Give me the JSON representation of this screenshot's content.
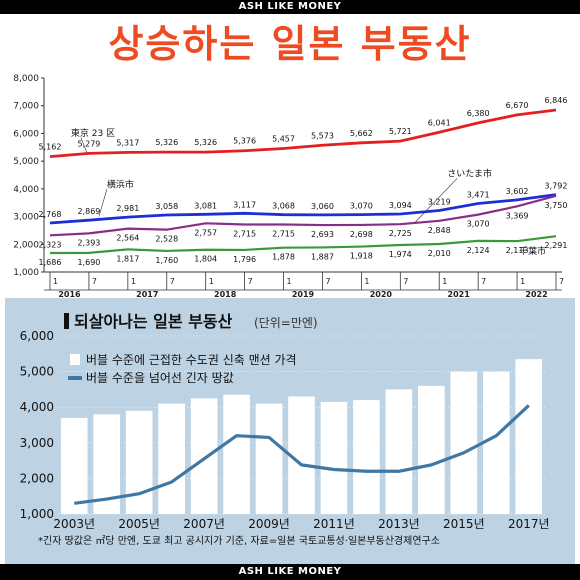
{
  "top_band": "ASH LIKE MONEY",
  "bottom_band": "ASH LIKE MONEY",
  "headline": "상승하는 일본 부동산",
  "colors": {
    "headline": "#ef4b23",
    "tokyo": "#e41f1f",
    "saitama": "#8a2d86",
    "yokohama": "#1b2fd6",
    "chiba": "#3a9a3a",
    "panel": "#bdd3e4",
    "bars": "#ffffff",
    "land": "#3f78a4"
  },
  "chart_data": [
    {
      "type": "line",
      "ylim": [
        1000,
        8000
      ],
      "ytick_labels": [
        "1,000",
        "2,000",
        "3,000",
        "4,000",
        "5,000",
        "6,000",
        "7,000",
        "8,000"
      ],
      "x_periods": [
        {
          "label": "1",
          "year": "2016"
        },
        {
          "label": "7",
          "year": ""
        },
        {
          "label": "1",
          "year": "2017"
        },
        {
          "label": "7",
          "year": ""
        },
        {
          "label": "1",
          "year": "2018"
        },
        {
          "label": "7",
          "year": ""
        },
        {
          "label": "1",
          "year": "2019"
        },
        {
          "label": "7",
          "year": ""
        },
        {
          "label": "1",
          "year": "2020"
        },
        {
          "label": "7",
          "year": ""
        },
        {
          "label": "1",
          "year": "2021"
        },
        {
          "label": "7",
          "year": ""
        },
        {
          "label": "1",
          "year": "2022"
        },
        {
          "label": "7",
          "year": ""
        }
      ],
      "series": [
        {
          "name": "東京 23 区",
          "key": "tokyo",
          "values": [
            5162,
            5279,
            5317,
            5326,
            5326,
            5376,
            5457,
            5573,
            5662,
            5721,
            6041,
            6380,
            6670,
            6846
          ],
          "labels": [
            "5,162",
            "5,279",
            "5,317",
            "5,326",
            "5,326",
            "5,376",
            "5,457",
            "5,573",
            "5,662",
            "5,721",
            "6,041",
            "6,380",
            "6,670",
            "6,846"
          ]
        },
        {
          "name": "横浜市",
          "key": "yokohama",
          "values": [
            2768,
            2869,
            2981,
            3058,
            3081,
            3117,
            3068,
            3060,
            3070,
            3094,
            3219,
            3471,
            3602,
            3792
          ],
          "labels": [
            "2,768",
            "2,869",
            "2,981",
            "3,058",
            "3,081",
            "3,117",
            "3,068",
            "3,060",
            "3,070",
            "3,094",
            "3,219",
            "3,471",
            "3,602",
            "3,792"
          ]
        },
        {
          "name": "さいたま市",
          "key": "saitama",
          "values": [
            2323,
            2393,
            2564,
            2528,
            2757,
            2715,
            2715,
            2693,
            2698,
            2725,
            2848,
            3070,
            3369,
            3750
          ],
          "labels": [
            "2,323",
            "2,393",
            "2,564",
            "2,528",
            "2,757",
            "2,715",
            "2,715",
            "2,693",
            "2,698",
            "2,725",
            "2,848",
            "3,070",
            "3,369",
            "3,750"
          ]
        },
        {
          "name": "千葉市",
          "key": "chiba",
          "values": [
            1686,
            1690,
            1817,
            1760,
            1804,
            1796,
            1878,
            1887,
            1918,
            1974,
            2010,
            2124,
            2113,
            2291
          ],
          "labels": [
            "1,686",
            "1,690",
            "1,817",
            "1,760",
            "1,804",
            "1,796",
            "1,878",
            "1,887",
            "1,918",
            "1,974",
            "2,010",
            "2,124",
            "2,113",
            "2,291"
          ]
        }
      ]
    },
    {
      "type": "bar+line",
      "title": "되살아나는 일본 부동산",
      "unit": "(단위=만엔)",
      "ylim": [
        1000,
        6000
      ],
      "ytick_labels": [
        "1,000",
        "2,000",
        "3,000",
        "4,000",
        "5,000",
        "6,000"
      ],
      "categories": [
        "2003",
        "2004",
        "2005",
        "2006",
        "2007",
        "2008",
        "2009",
        "2010",
        "2011",
        "2012",
        "2013",
        "2014",
        "2015",
        "2016",
        "2017"
      ],
      "xtick_labels": [
        "2003년",
        "2005년",
        "2007년",
        "2009년",
        "2011년",
        "2013년",
        "2015년",
        "2017년"
      ],
      "series": [
        {
          "name": "버블 수준에 근접한 수도권 신축 맨션 가격",
          "type": "bar",
          "values": [
            3700,
            3800,
            3900,
            4100,
            4250,
            4350,
            4100,
            4300,
            4150,
            4200,
            4500,
            4600,
            5000,
            5000,
            5350
          ]
        },
        {
          "name": "버블 수준을 넘어선 긴자 땅값",
          "type": "line",
          "values": [
            1300,
            1420,
            1570,
            1900,
            2550,
            3200,
            3150,
            2380,
            2250,
            2200,
            2200,
            2380,
            2720,
            3200,
            4050
          ]
        }
      ],
      "footnote": "*긴자 땅값은 ㎡당 만엔, 도쿄 최고 공시지가 기준, 자료=일본 국토교통성·일본부동산경제연구소"
    }
  ]
}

### Exercise
Find and copy every line in the entries above where the string "MONEY" occurs.

### Reply to the exercise
  "top_band": "ASH LIKE MONEY",
  "bottom_band": "ASH LIKE MONEY",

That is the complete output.